» Work required
Set down each line of the material that follows, exactly, with no pictures.

- - - -

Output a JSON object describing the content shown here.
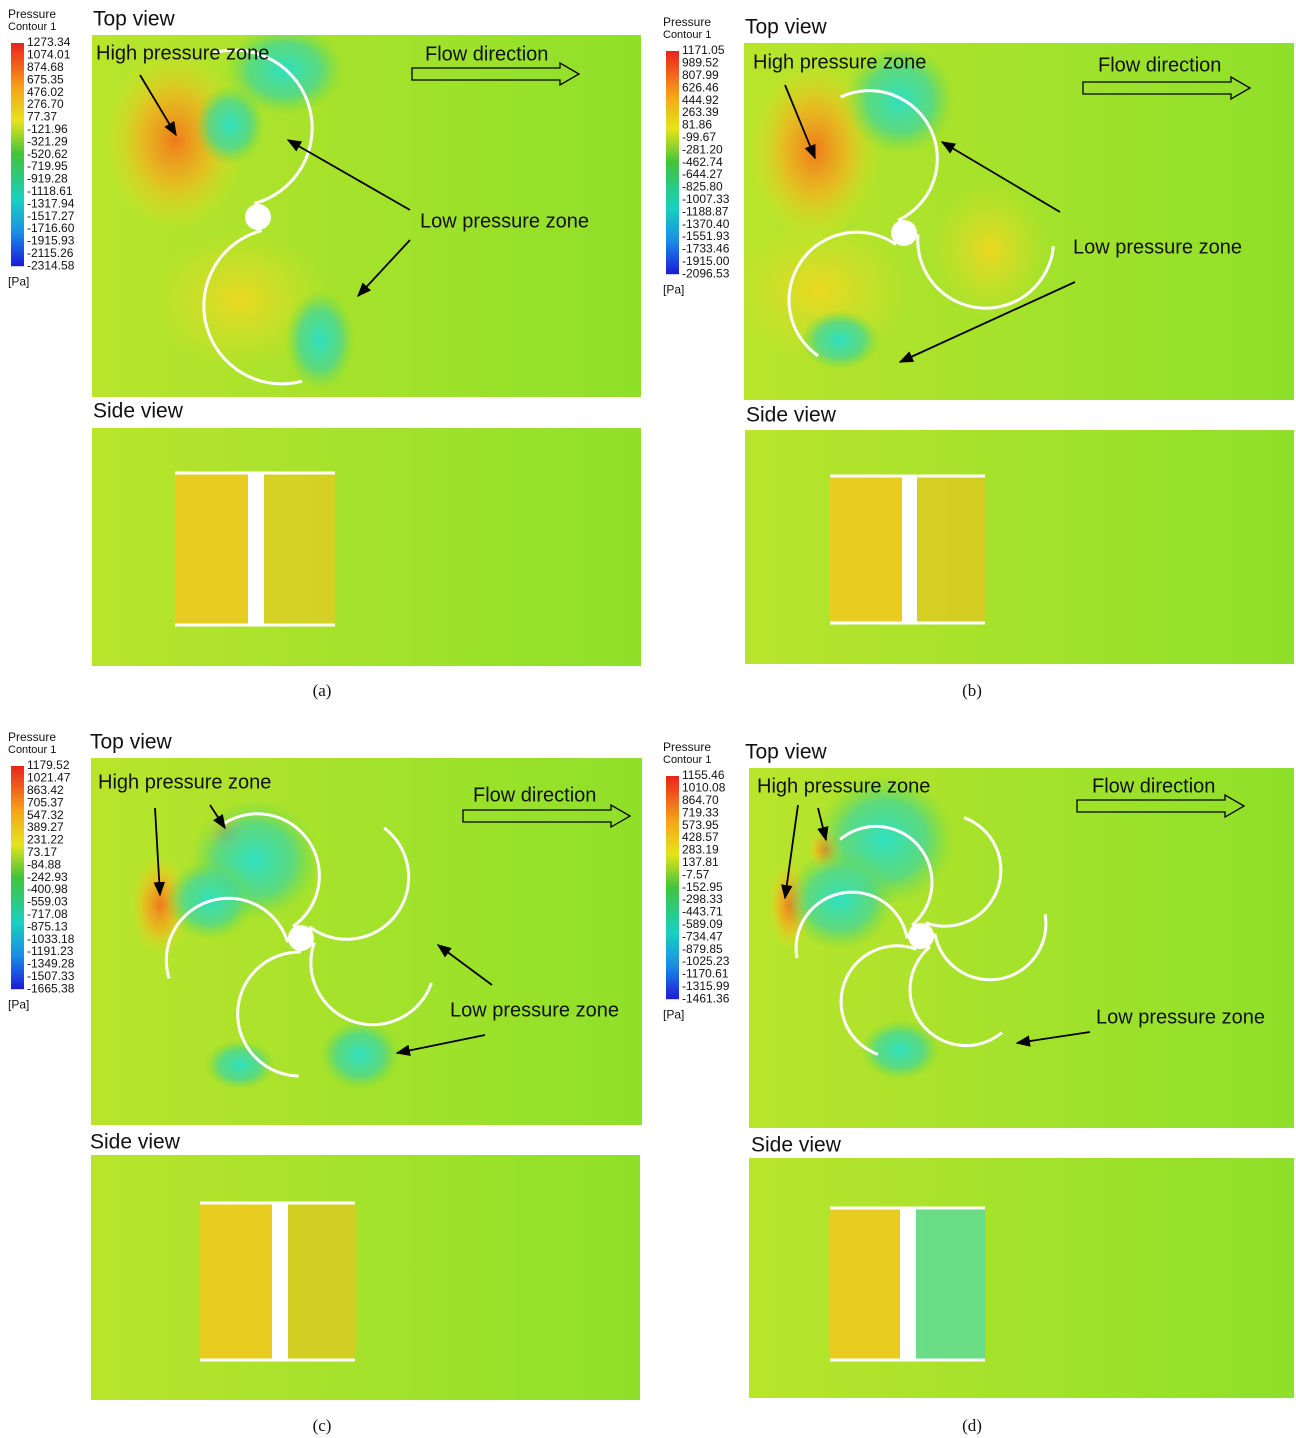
{
  "panels": [
    {
      "caption": "(a)",
      "legend": {
        "title": "Pressure",
        "subtitle": "Contour 1",
        "unit": "[Pa]",
        "values": [
          "1273.34",
          "1074.01",
          "874.68",
          "675.35",
          "476.02",
          "276.70",
          "77.37",
          "-121.96",
          "-321.29",
          "-520.62",
          "-719.95",
          "-919.28",
          "-1118.61",
          "-1317.94",
          "-1517.27",
          "-1716.60",
          "-1915.93",
          "-2115.26",
          "-2314.58"
        ]
      },
      "top_view": {
        "title": "Top view",
        "high": "High pressure zone",
        "flow": "Flow direction",
        "low": "Low pressure zone"
      },
      "side_view": {
        "title": "Side view"
      }
    },
    {
      "caption": "(b)",
      "legend": {
        "title": "Pressure",
        "subtitle": "Contour 1",
        "unit": "[Pa]",
        "values": [
          "1171.05",
          "989.52",
          "807.99",
          "626.46",
          "444.92",
          "263.39",
          "81.86",
          "-99.67",
          "-281.20",
          "-462.74",
          "-644.27",
          "-825.80",
          "-1007.33",
          "-1188.87",
          "-1370.40",
          "-1551.93",
          "-1733.46",
          "-1915.00",
          "-2096.53"
        ]
      },
      "top_view": {
        "title": "Top view",
        "high": "High pressure zone",
        "flow": "Flow direction",
        "low": "Low pressure zone"
      },
      "side_view": {
        "title": "Side view"
      }
    },
    {
      "caption": "(c)",
      "legend": {
        "title": "Pressure",
        "subtitle": "Contour 1",
        "unit": "[Pa]",
        "values": [
          "1179.52",
          "1021.47",
          "863.42",
          "705.37",
          "547.32",
          "389.27",
          "231.22",
          "73.17",
          "-84.88",
          "-242.93",
          "-400.98",
          "-559.03",
          "-717.08",
          "-875.13",
          "-1033.18",
          "-1191.23",
          "-1349.28",
          "-1507.33",
          "-1665.38"
        ]
      },
      "top_view": {
        "title": "Top view",
        "high": "High pressure zone",
        "flow": "Flow direction",
        "low": "Low pressure zone"
      },
      "side_view": {
        "title": "Side view"
      }
    },
    {
      "caption": "(d)",
      "legend": {
        "title": "Pressure",
        "subtitle": "Contour 1",
        "unit": "[Pa]",
        "values": [
          "1155.46",
          "1010.08",
          "864.70",
          "719.33",
          "573.95",
          "428.57",
          "283.19",
          "137.81",
          "-7.57",
          "-152.95",
          "-298.33",
          "-443.71",
          "-589.09",
          "-734.47",
          "-879.85",
          "-1025.23",
          "-1170.61",
          "-1315.99",
          "-1461.36"
        ]
      },
      "top_view": {
        "title": "Top view",
        "high": "High pressure zone",
        "flow": "Flow direction",
        "low": "Low pressure zone"
      },
      "side_view": {
        "title": "Side view"
      }
    }
  ]
}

- - - -

» The answer
Output a JSON object describing the content shown here.
{
  "panels": [
    {
      "caption": "(a)",
      "legend": {
        "title": "Pressure",
        "subtitle": "Contour 1",
        "unit": "[Pa]",
        "values": [
          "1273.34",
          "1074.01",
          "874.68",
          "675.35",
          "476.02",
          "276.70",
          "77.37",
          "-121.96",
          "-321.29",
          "-520.62",
          "-719.95",
          "-919.28",
          "-1118.61",
          "-1317.94",
          "-1517.27",
          "-1716.60",
          "-1915.93",
          "-2115.26",
          "-2314.58"
        ]
      },
      "top_view": {
        "title": "Top view",
        "high": "High pressure zone",
        "flow": "Flow direction",
        "low": "Low pressure zone"
      },
      "side_view": {
        "title": "Side view"
      }
    },
    {
      "caption": "(b)",
      "legend": {
        "title": "Pressure",
        "subtitle": "Contour 1",
        "unit": "[Pa]",
        "values": [
          "1171.05",
          "989.52",
          "807.99",
          "626.46",
          "444.92",
          "263.39",
          "81.86",
          "-99.67",
          "-281.20",
          "-462.74",
          "-644.27",
          "-825.80",
          "-1007.33",
          "-1188.87",
          "-1370.40",
          "-1551.93",
          "-1733.46",
          "-1915.00",
          "-2096.53"
        ]
      },
      "top_view": {
        "title": "Top view",
        "high": "High pressure zone",
        "flow": "Flow direction",
        "low": "Low pressure zone"
      },
      "side_view": {
        "title": "Side view"
      }
    },
    {
      "caption": "(c)",
      "legend": {
        "title": "Pressure",
        "subtitle": "Contour 1",
        "unit": "[Pa]",
        "values": [
          "1179.52",
          "1021.47",
          "863.42",
          "705.37",
          "547.32",
          "389.27",
          "231.22",
          "73.17",
          "-84.88",
          "-242.93",
          "-400.98",
          "-559.03",
          "-717.08",
          "-875.13",
          "-1033.18",
          "-1191.23",
          "-1349.28",
          "-1507.33",
          "-1665.38"
        ]
      },
      "top_view": {
        "title": "Top view",
        "high": "High pressure zone",
        "flow": "Flow direction",
        "low": "Low pressure zone"
      },
      "side_view": {
        "title": "Side view"
      }
    },
    {
      "caption": "(d)",
      "legend": {
        "title": "Pressure",
        "subtitle": "Contour 1",
        "unit": "[Pa]",
        "values": [
          "1155.46",
          "1010.08",
          "864.70",
          "719.33",
          "573.95",
          "428.57",
          "283.19",
          "137.81",
          "-7.57",
          "-152.95",
          "-298.33",
          "-443.71",
          "-589.09",
          "-734.47",
          "-879.85",
          "-1025.23",
          "-1170.61",
          "-1315.99",
          "-1461.36"
        ]
      },
      "top_view": {
        "title": "Top view",
        "high": "High pressure zone",
        "flow": "Flow direction",
        "low": "Low pressure zone"
      },
      "side_view": {
        "title": "Side view"
      }
    }
  ]
}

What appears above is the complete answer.